- Instructions to follow
Look for "Admissions" in each line of the entries, and return the matching lines.

:: Raw data

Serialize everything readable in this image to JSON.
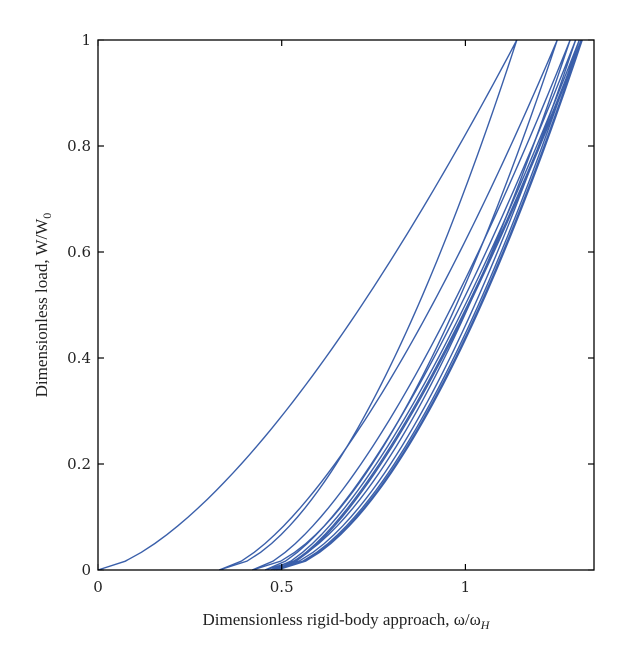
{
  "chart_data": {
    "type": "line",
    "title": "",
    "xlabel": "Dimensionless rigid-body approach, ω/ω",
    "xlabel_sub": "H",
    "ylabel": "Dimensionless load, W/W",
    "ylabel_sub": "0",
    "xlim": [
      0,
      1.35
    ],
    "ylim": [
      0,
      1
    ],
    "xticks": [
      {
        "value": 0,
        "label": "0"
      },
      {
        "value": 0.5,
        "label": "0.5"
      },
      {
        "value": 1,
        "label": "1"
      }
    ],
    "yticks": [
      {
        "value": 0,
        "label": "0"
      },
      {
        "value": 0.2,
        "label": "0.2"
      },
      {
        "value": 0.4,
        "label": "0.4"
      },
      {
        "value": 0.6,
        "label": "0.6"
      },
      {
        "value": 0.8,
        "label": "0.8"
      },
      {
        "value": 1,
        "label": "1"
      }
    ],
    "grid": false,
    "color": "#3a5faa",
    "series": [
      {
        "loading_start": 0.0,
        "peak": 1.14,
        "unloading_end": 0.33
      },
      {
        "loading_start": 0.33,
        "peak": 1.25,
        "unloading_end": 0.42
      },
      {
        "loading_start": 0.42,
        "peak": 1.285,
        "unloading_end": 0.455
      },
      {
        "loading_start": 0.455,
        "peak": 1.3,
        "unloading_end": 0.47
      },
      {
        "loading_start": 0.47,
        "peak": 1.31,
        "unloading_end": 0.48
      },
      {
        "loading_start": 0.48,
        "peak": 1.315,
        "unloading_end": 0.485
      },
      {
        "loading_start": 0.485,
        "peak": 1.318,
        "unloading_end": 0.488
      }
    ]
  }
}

::::
:: Raw data

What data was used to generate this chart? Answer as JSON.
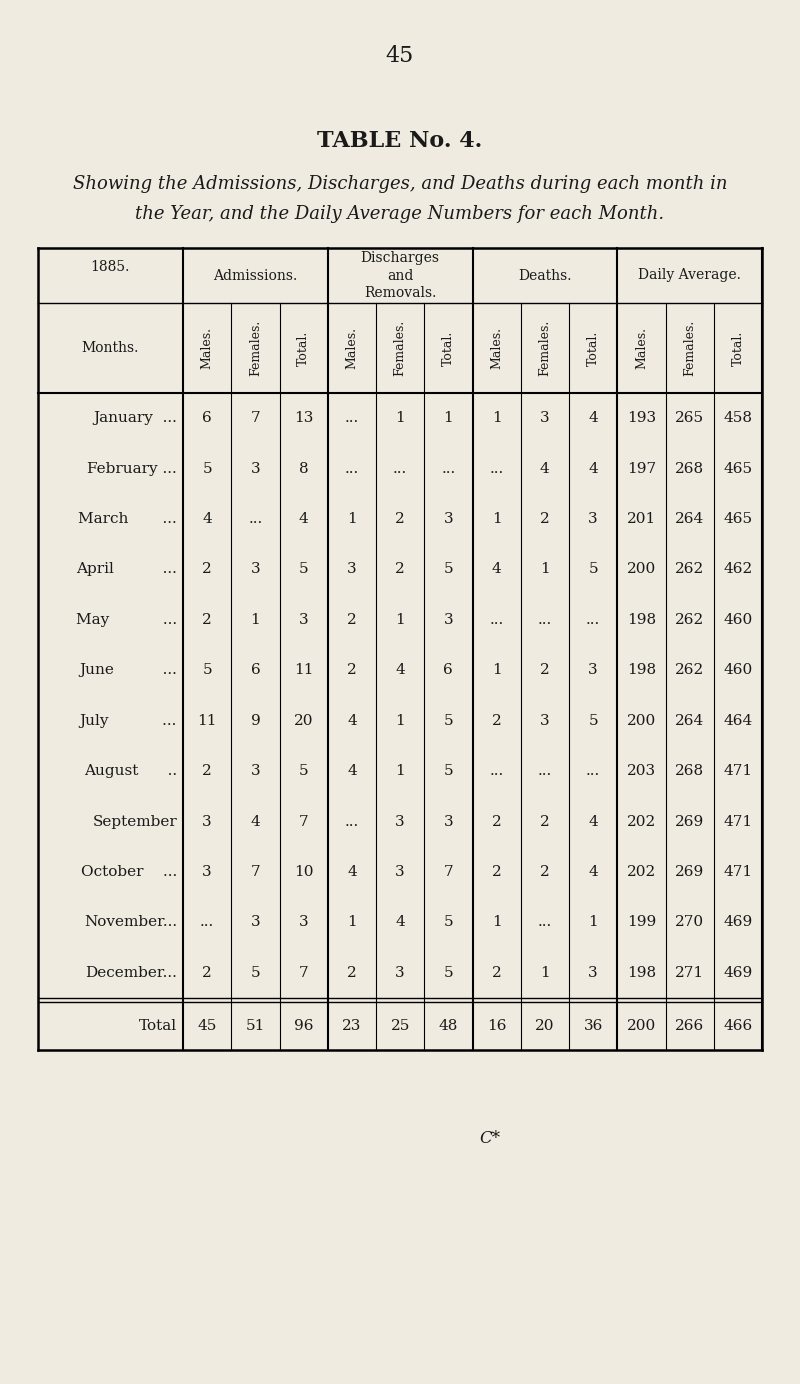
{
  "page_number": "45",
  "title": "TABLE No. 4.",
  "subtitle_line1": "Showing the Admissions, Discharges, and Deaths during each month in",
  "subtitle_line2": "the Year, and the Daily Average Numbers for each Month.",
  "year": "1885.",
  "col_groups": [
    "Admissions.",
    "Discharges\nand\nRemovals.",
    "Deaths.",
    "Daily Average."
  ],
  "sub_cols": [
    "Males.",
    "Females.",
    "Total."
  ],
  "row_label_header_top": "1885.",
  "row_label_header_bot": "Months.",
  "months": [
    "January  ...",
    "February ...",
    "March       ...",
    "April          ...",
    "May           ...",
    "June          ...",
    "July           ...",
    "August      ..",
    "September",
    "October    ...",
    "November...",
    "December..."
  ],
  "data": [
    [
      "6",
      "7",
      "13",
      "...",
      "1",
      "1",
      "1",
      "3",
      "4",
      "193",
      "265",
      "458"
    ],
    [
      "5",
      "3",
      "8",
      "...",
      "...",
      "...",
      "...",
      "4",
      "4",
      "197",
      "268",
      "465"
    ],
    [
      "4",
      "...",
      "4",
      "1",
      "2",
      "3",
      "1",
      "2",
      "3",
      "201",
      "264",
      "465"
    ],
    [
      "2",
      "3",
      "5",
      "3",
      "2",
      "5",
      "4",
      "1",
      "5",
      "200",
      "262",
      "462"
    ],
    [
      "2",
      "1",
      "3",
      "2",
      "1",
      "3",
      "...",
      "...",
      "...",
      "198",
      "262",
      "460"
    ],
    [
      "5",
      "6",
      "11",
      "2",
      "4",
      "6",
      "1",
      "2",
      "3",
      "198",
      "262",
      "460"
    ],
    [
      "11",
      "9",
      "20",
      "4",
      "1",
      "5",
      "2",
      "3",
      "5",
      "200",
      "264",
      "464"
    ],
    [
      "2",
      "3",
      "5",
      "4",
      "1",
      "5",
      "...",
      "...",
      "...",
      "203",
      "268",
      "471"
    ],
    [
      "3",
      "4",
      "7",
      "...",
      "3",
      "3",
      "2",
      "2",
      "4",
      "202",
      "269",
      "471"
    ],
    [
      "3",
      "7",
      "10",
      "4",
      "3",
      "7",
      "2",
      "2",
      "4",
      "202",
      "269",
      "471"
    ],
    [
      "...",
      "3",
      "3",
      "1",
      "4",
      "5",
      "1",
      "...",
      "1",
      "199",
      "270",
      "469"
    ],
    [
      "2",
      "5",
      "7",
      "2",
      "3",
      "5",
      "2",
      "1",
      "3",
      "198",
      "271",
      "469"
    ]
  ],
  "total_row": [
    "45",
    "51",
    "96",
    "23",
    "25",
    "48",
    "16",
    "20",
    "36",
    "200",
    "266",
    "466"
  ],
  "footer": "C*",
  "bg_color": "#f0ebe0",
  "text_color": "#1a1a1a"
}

::::

- Response for this exercise
  "subtitle_line1": "Showing the Admissions, Discharges, and Deaths during each month in",
    "Admissions.",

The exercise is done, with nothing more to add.